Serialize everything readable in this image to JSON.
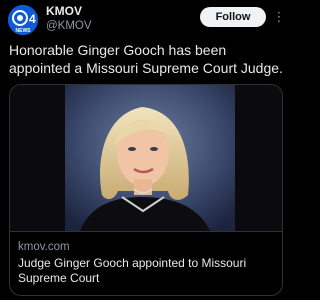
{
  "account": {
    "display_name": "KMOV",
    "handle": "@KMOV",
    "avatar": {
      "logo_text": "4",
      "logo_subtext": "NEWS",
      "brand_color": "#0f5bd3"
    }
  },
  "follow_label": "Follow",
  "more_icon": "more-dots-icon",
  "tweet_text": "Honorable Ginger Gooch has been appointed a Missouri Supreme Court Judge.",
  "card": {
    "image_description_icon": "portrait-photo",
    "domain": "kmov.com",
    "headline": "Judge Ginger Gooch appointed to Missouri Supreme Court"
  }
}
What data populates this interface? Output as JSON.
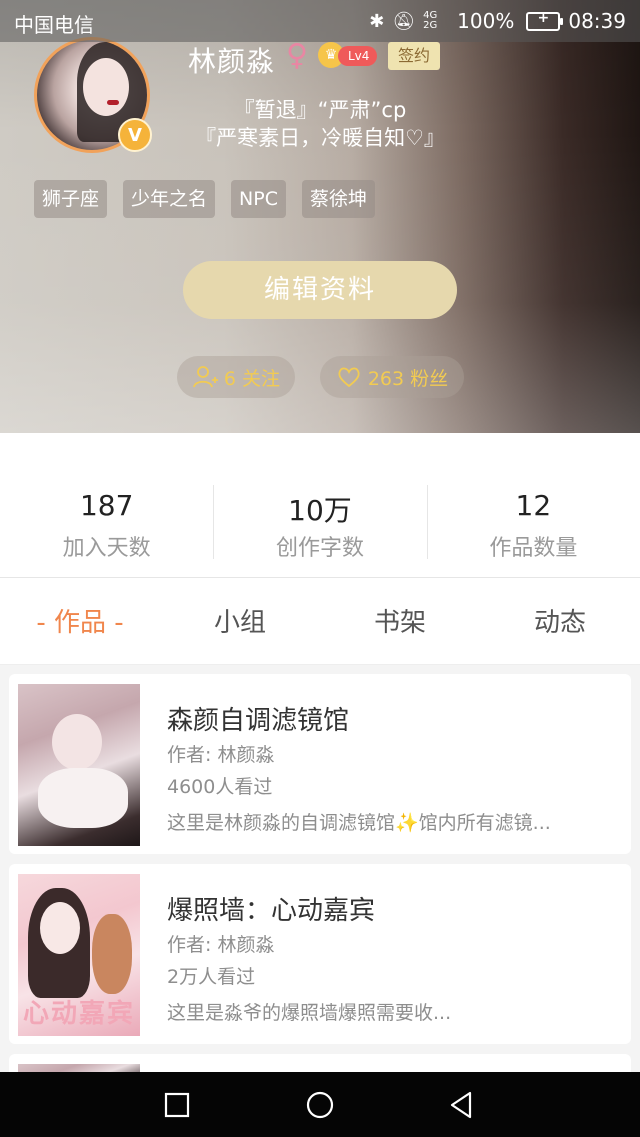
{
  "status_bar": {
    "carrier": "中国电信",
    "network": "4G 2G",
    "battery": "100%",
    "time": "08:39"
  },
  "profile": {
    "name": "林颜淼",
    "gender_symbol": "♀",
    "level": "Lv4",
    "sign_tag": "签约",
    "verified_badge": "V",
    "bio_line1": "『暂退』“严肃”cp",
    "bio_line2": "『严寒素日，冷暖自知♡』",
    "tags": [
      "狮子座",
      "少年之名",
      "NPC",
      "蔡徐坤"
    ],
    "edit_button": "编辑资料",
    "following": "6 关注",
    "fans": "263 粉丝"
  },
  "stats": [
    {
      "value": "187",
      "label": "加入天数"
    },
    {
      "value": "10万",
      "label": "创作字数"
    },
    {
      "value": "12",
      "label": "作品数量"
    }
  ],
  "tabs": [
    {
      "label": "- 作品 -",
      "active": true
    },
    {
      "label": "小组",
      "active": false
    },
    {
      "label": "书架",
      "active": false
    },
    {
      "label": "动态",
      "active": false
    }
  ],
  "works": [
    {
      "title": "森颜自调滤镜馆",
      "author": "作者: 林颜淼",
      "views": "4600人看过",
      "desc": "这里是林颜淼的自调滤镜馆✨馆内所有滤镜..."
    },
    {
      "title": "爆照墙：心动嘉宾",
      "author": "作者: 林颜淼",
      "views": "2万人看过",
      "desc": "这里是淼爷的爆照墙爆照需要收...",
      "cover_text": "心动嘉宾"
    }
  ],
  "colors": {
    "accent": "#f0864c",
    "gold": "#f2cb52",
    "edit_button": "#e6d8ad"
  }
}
○ ○ ○
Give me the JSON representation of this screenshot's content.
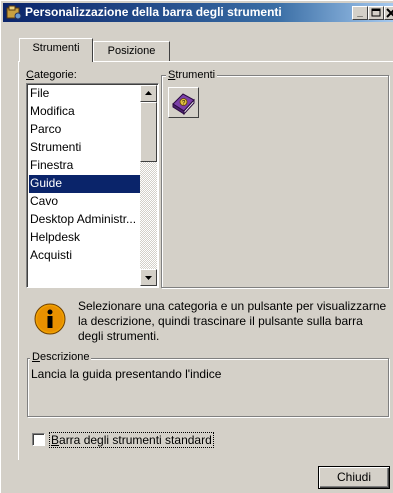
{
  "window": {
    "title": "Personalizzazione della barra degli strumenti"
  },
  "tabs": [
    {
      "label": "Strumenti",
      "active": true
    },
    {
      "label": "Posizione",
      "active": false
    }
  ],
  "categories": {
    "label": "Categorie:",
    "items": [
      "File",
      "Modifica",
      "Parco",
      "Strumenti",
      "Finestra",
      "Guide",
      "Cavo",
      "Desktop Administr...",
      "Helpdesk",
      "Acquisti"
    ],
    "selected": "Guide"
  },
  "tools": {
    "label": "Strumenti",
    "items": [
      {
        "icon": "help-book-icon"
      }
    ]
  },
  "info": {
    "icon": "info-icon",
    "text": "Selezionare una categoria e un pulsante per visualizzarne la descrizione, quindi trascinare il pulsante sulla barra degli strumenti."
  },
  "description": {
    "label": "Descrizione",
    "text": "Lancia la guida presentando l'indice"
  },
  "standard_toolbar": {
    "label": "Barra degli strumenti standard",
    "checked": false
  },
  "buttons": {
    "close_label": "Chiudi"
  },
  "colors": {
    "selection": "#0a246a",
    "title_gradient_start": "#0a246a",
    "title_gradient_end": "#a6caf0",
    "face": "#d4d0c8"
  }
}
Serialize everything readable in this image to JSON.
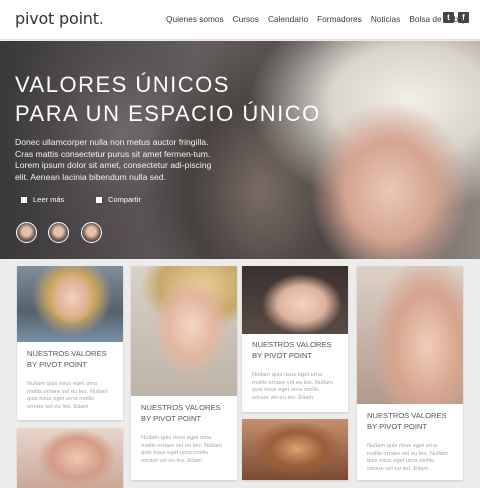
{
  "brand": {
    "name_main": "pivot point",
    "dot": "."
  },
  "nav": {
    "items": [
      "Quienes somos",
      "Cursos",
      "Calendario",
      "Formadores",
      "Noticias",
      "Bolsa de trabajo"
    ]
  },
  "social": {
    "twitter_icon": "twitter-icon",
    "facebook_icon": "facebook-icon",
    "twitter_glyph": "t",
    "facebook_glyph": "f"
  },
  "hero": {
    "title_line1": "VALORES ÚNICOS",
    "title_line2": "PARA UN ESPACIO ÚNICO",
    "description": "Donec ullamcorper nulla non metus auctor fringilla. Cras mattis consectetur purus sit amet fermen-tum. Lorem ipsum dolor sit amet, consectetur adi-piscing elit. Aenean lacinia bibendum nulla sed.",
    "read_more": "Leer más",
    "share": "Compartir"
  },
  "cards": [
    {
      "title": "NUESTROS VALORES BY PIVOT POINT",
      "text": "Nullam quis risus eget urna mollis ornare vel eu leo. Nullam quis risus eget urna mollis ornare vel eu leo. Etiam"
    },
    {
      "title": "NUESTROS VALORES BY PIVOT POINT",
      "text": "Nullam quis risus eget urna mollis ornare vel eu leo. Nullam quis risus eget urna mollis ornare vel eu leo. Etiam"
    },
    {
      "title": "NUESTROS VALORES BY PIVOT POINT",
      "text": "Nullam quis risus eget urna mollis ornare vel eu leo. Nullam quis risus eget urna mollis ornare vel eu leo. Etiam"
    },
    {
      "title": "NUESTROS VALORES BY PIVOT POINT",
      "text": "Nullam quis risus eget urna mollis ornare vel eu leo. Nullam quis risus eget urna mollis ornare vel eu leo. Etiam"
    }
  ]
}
○ ○ ○
- [WORK INSTRUCTIONS]:
How many lines of the entries above hold the string "JSON"? Reply with the number alone.

- [RESULT OF THIS TASK]:
4